**実施課題**.
1. 金子夏子さんのインタビューの「金子夏子|Natsuko Kaneko」から「ィビティは一緒なんですよね。」までを、「雪山」を「スキー場」に置き換えて更新してください。
2. 金子夏子さんのインタビューについて、次の問いに答えてください。
(a) 旅が起源を語るうえで欠かせないテーマとされているブランドは何ですか。
(b) 金子さんは冬にどれくらいのペースで雪山に行きますか。
(c) 海や川でのアクティビティとして、金子さんが挑戦中のものとして挙げられているのは何ですか。
3. 次の各文が金子夏子さんのインタビューの内容と合っているかどうかを「はい」か「いいえ」で答え、判断の根拠となる箇所をそのまま引用してください。
(a) 金子さんは年間で10回ほど旅に出ている。
(b) シリーズの第一回では、プロローグとして金子さんに旅のスタイルを聞いている。
(c) 金子さんにとって、旅とアクティビティは別のものである。

**掲載本文**.
'''
SPECIAL

スタイリスト金子夏子さん連載企画 Vol.1

移動するために、旅するために、アンテナを張り続ける

旅 ── 。それは、PYRENEXというブランドの起源を語るうえで欠かすことができないテーマのひとつです。そして、そのマインドはいまもプロダクト一つひとつに息づいています。旅のスタイルは十人十色。人の数だけ個性豊かな旅のスタイルを公私ともに旅をするスタイリスト金子夏子さんがナビゲーターとなり、紐解いていくインタビューシリーズがスタートします。第一回は、プロローグとして、金子さんに旅のスタイルをうかがいました。

金子夏子|Natsuko Kaneko
スタイリスト。女性モード誌、カタログ、広告などで活躍。休日は登山やロッククライミング、バックカントリースキーなど、四季を通じて山に出かけており、アウトドアアイテムを生かしたスタイリングに定評がある。SUPをはじめとした、海や川でのアクティビティにも挑戦中。

自然への旅、都市への旅

— 普段は、どれくらいの頻度で旅していますか。
金子夏子(以下、NK)_ 登山やスキーのようなアクティビティも旅に含めるなら……、冬は月2回くらいのペースで雪山に行くので、年間で20回以上は旅に出ていると思います。わたしにとって旅とアクティビティは一緒なんですよね。
'''
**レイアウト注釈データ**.
'''
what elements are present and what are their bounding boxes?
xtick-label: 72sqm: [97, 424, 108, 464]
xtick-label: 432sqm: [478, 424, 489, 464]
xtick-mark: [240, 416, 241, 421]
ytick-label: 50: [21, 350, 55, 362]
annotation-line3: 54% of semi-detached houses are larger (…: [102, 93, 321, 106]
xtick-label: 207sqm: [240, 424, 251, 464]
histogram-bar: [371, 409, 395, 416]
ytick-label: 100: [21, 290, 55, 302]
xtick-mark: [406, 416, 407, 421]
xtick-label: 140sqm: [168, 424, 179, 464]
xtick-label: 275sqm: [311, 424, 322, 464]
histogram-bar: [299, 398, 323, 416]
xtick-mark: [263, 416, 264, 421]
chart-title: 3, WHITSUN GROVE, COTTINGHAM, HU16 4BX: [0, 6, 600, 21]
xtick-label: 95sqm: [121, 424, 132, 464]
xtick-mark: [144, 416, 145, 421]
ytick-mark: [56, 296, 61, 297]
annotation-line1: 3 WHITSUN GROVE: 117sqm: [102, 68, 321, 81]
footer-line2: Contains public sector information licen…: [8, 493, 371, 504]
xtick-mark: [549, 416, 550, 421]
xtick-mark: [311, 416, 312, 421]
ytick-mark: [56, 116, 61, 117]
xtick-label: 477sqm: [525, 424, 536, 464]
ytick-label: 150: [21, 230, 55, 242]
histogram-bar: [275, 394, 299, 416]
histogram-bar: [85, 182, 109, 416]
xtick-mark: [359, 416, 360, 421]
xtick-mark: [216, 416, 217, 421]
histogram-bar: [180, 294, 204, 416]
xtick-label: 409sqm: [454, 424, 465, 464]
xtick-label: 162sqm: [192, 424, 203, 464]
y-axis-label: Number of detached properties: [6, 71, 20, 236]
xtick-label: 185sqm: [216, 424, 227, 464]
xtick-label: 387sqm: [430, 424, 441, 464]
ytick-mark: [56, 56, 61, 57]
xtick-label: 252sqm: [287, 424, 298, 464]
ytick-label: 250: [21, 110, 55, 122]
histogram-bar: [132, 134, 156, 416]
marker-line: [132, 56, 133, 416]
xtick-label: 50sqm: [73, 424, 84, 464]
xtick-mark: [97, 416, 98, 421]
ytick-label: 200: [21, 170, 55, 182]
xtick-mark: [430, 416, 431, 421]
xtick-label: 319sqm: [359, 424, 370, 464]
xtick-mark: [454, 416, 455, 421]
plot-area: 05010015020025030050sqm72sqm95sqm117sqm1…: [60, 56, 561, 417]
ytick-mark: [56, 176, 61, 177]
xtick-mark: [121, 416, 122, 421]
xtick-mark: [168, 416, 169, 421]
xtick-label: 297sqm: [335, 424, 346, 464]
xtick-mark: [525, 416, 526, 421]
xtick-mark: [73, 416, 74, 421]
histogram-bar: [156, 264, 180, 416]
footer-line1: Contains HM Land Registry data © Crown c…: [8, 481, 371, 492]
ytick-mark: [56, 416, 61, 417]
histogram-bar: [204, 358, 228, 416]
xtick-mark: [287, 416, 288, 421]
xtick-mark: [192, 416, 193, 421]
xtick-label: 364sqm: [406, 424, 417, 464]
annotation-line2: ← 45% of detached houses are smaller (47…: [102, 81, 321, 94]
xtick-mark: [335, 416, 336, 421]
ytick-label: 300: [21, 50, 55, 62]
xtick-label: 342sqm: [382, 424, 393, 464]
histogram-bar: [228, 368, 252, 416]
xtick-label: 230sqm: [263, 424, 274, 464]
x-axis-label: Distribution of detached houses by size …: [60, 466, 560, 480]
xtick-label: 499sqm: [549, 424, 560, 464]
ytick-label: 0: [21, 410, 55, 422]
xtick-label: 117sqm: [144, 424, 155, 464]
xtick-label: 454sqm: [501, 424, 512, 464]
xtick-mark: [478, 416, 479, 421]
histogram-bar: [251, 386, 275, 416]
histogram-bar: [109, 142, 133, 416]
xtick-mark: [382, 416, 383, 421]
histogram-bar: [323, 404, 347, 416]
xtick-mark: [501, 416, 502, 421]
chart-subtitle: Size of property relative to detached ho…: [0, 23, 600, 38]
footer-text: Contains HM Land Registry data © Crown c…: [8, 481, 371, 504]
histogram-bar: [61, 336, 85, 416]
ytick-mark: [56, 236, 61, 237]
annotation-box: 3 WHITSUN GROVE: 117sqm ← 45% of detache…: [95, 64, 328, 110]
'''
**課題の解答**.
1.
金子夏子|Natsuko Kaneko
スタイリスト。女性モード誌、カタログ、広告などで活躍。休日は登山やロッククライミング、バックカントリースキーなど、四季を通じて山に出かけており、アウトドアアイテムを生かしたスタイリングに定評がある。SUPをはじめとした、海や川でのアクティビティにも挑戦中。

自然への旅、都市への旅

— 普段は、どれくらいの頻度で旅していますか。
金子夏子(以下、NK)_ 登山やスキーのようなアクティビティも旅に含めるなら……、冬は月2回くらいのペースでスキー場に行くので、年間で20回以上は旅に出ていると思います。わたしにとって旅とアクティビティは一緒なんですよね。

2.
(a) PYRENEX
(b) 月2回くらい
(c) SUP

3.
(a) いいえ。「年間で20回以上は旅に出ていると思います」
(b) はい。「第一回は、プロローグとして、金子さんに旅のスタイルをうかがいました」
(c) いいえ。「わたしにとって旅とアクティビティは一緒なんですよね」